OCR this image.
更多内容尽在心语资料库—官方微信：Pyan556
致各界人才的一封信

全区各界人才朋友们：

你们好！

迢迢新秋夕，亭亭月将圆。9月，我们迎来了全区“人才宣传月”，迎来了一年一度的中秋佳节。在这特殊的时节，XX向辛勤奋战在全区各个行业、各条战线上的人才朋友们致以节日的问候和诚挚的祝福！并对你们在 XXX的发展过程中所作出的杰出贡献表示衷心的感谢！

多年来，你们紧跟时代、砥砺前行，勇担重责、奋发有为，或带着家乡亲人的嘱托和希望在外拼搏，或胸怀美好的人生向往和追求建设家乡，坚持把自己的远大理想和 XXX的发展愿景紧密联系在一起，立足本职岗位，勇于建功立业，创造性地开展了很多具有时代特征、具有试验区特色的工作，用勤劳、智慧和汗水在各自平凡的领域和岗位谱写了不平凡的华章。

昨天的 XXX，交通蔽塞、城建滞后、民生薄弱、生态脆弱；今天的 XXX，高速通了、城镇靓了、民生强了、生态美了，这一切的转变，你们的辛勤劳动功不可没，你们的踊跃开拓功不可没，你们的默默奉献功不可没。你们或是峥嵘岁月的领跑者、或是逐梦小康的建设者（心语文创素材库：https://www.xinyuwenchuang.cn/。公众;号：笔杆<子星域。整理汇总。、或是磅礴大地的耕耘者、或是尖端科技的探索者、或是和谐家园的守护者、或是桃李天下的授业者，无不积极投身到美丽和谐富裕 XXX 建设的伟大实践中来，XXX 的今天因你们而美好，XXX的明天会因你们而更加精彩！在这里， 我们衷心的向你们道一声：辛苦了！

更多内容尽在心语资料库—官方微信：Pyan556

...

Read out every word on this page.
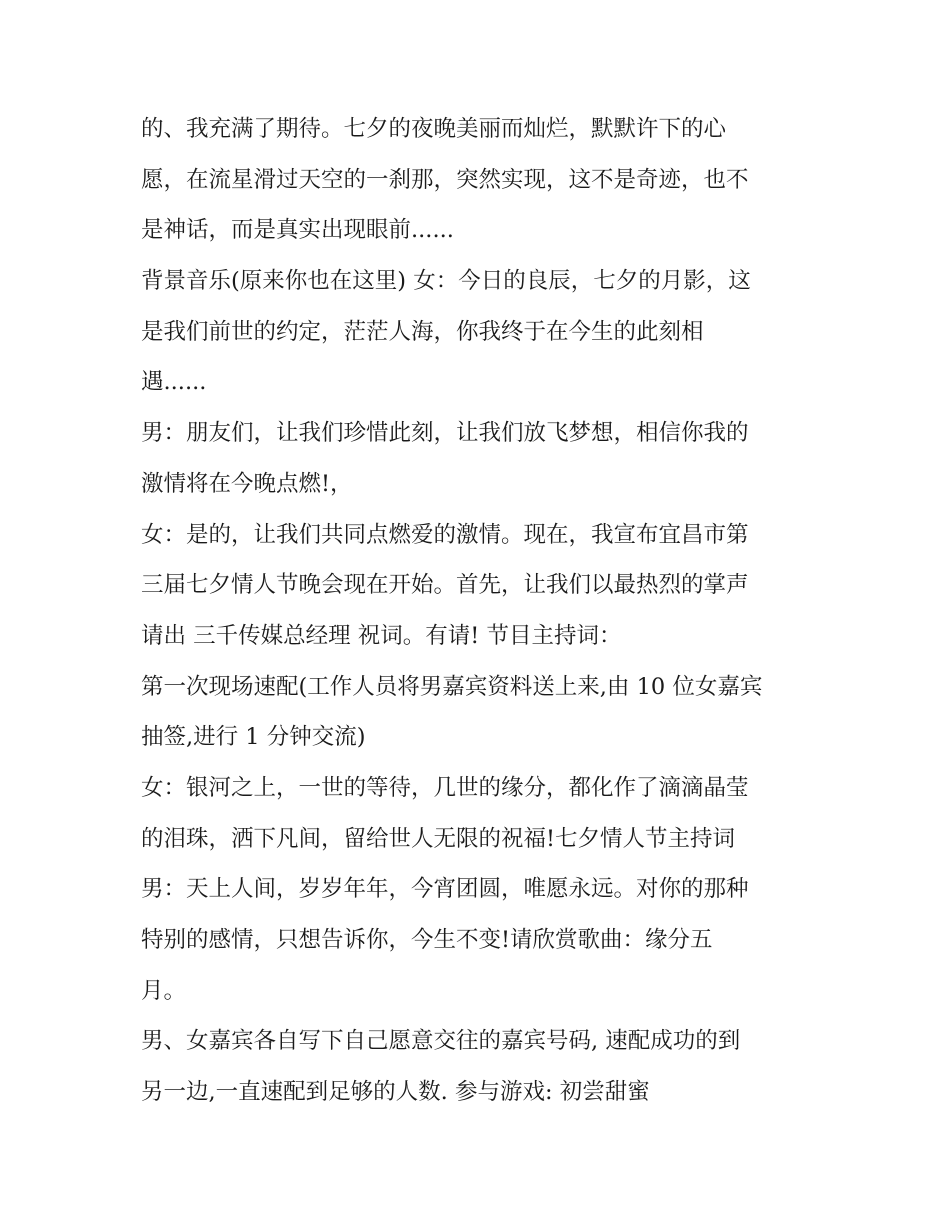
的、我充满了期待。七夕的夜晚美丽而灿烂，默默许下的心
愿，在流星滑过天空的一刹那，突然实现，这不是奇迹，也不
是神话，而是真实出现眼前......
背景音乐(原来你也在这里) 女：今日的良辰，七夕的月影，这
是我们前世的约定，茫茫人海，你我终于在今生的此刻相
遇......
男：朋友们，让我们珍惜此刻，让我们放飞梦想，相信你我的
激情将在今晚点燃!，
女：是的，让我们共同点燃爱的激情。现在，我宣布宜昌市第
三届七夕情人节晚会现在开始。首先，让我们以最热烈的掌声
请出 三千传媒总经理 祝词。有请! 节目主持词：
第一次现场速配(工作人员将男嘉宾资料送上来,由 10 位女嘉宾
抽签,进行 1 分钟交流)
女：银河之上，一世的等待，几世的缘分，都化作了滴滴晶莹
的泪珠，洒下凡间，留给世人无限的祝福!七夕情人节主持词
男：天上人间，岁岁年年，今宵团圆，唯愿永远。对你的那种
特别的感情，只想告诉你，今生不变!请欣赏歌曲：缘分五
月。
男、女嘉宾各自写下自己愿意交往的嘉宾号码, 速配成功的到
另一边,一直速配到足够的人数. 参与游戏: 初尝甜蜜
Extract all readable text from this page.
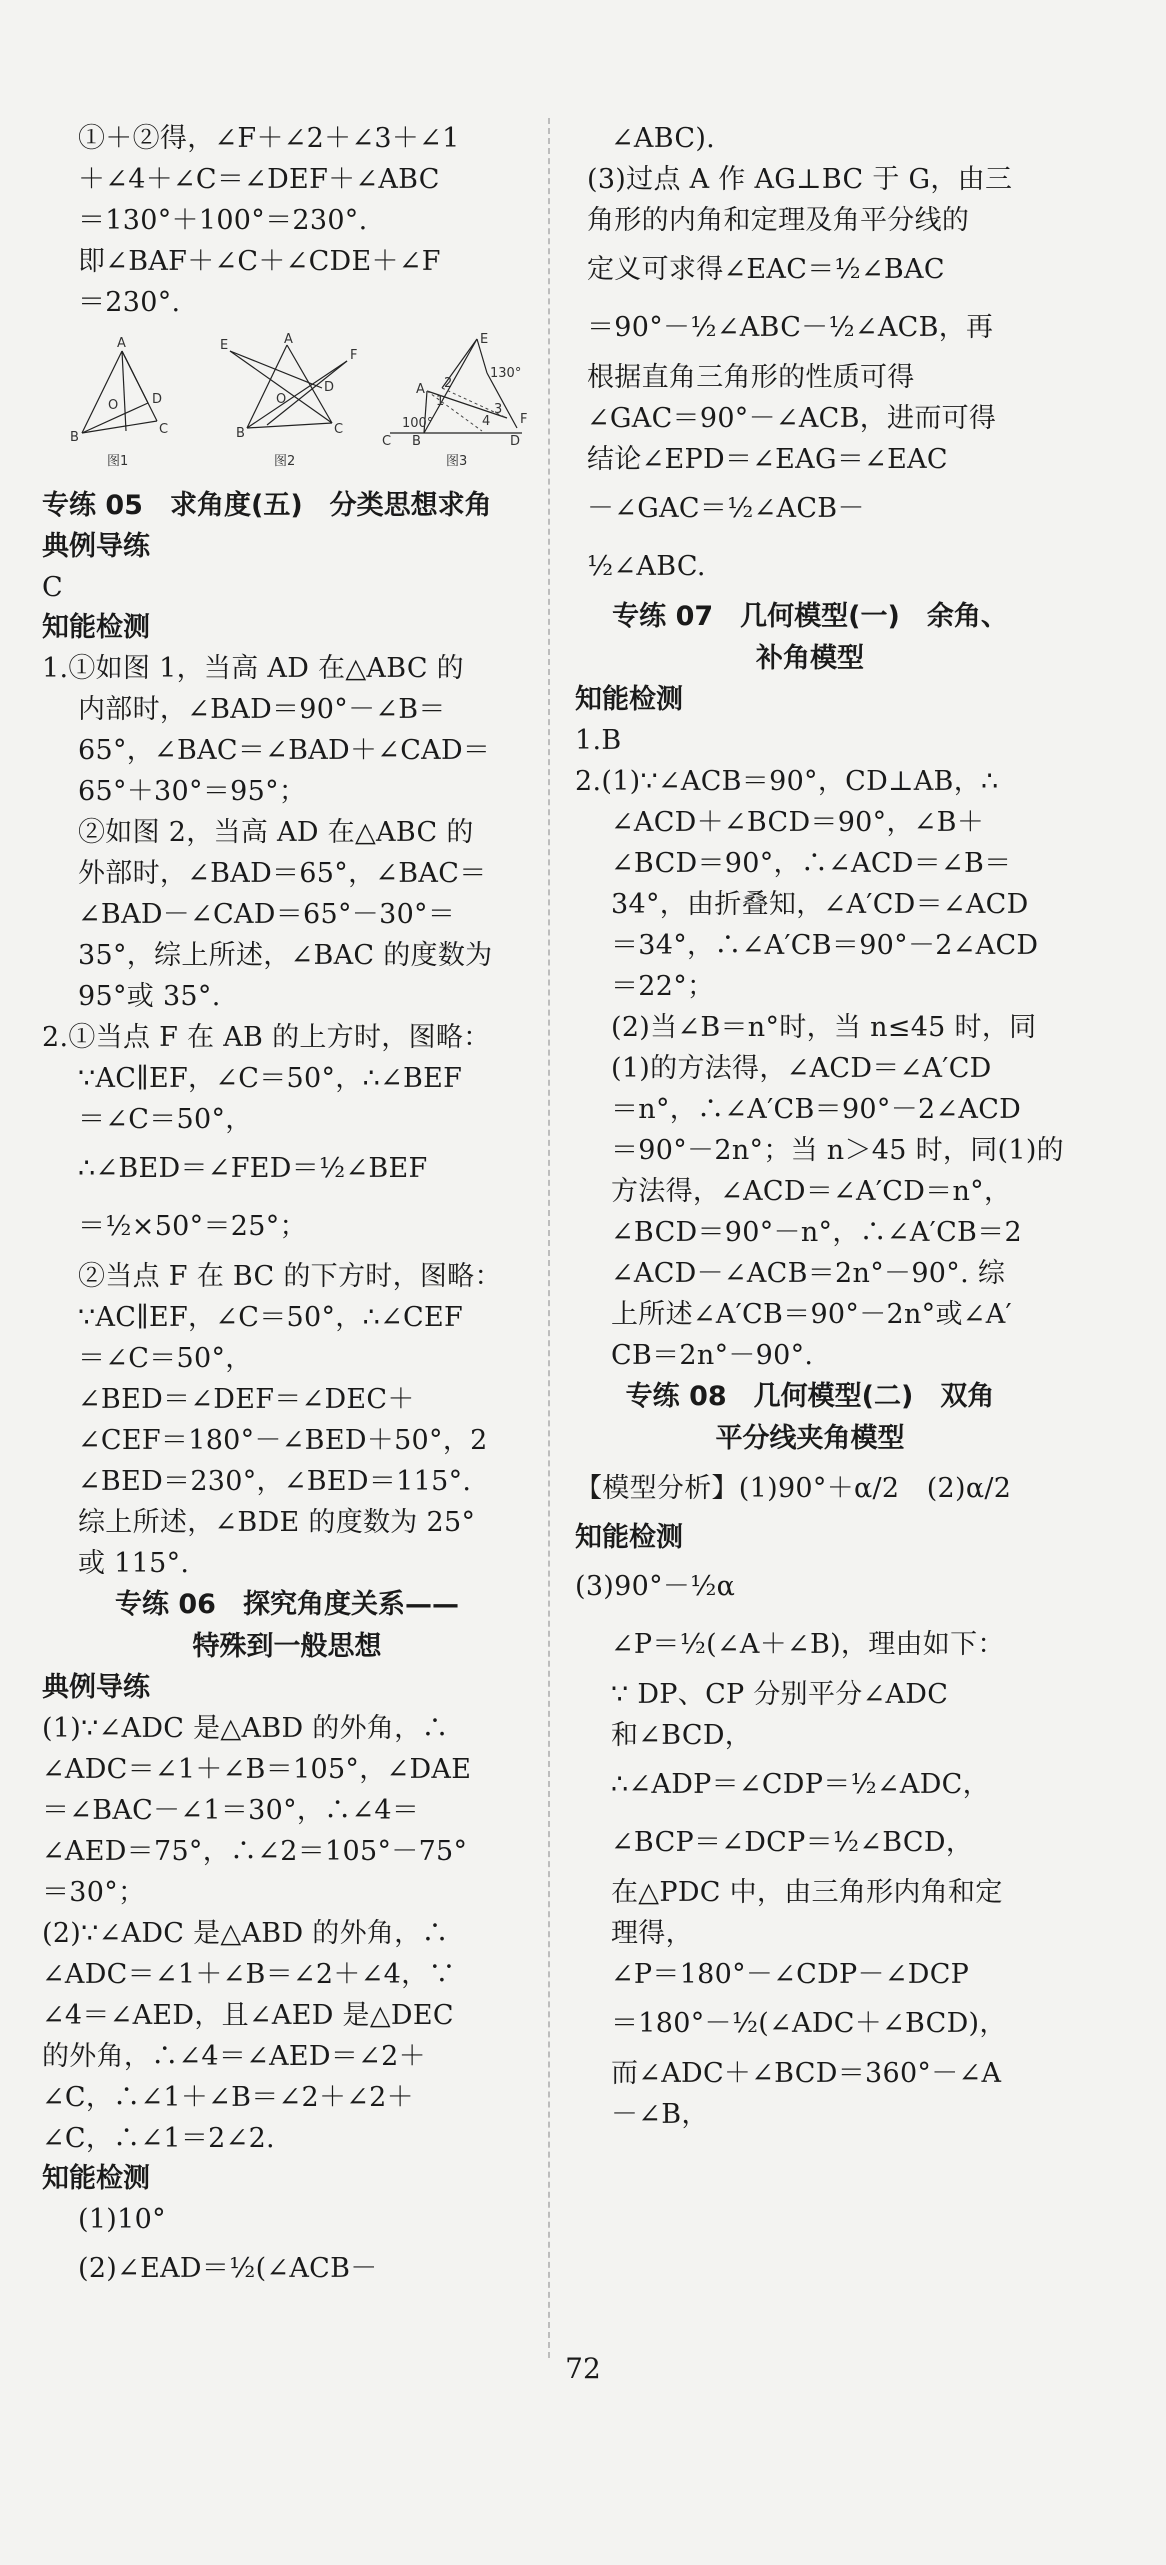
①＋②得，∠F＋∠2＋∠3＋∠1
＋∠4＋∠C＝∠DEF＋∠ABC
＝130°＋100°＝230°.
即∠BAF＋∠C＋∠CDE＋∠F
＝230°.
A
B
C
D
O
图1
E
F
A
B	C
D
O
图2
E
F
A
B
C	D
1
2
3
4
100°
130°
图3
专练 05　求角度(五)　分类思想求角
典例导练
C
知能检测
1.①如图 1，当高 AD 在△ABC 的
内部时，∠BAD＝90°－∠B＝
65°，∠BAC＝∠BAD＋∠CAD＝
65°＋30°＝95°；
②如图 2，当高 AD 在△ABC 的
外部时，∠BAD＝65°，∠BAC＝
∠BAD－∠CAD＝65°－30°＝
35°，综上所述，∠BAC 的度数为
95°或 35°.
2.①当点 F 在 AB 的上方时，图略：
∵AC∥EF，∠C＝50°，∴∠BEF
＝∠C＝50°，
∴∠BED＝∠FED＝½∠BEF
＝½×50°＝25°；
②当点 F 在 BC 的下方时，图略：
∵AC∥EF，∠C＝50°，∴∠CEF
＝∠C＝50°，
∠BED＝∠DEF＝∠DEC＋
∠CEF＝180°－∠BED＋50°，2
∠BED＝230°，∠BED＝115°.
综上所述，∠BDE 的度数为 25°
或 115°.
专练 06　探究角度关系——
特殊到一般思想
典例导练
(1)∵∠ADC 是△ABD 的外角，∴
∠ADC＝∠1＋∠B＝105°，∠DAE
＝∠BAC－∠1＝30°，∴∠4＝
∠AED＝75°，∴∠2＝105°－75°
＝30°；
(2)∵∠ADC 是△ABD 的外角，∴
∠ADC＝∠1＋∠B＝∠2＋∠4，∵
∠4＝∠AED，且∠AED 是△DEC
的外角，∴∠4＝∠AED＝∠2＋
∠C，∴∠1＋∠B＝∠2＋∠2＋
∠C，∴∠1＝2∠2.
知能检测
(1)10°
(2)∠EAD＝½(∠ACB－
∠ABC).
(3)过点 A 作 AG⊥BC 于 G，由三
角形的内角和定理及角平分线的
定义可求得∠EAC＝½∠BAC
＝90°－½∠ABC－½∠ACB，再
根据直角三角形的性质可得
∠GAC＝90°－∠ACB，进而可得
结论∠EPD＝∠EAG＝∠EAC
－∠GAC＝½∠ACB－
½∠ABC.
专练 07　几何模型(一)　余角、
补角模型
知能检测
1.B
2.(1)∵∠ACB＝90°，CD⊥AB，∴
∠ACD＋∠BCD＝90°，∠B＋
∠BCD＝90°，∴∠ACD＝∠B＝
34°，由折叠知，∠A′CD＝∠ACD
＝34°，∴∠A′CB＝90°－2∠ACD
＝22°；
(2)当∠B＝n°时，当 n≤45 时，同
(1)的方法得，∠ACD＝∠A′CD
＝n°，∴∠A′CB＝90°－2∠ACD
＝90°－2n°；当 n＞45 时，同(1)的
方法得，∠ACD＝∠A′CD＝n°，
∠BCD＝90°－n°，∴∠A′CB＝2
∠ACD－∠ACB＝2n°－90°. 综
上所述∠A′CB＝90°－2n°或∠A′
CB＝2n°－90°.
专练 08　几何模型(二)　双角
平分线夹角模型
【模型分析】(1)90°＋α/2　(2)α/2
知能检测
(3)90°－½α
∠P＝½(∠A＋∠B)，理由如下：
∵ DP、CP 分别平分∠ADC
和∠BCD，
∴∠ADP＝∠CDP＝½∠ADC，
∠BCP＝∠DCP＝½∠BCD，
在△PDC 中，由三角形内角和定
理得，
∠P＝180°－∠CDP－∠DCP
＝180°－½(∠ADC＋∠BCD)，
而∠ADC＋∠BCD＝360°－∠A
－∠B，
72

## BRIEF
Pull every line containing "this" out of the records.

## THE SOLUTION
OCR this image.
Read out every word on this page.
Extract all readable text from this page.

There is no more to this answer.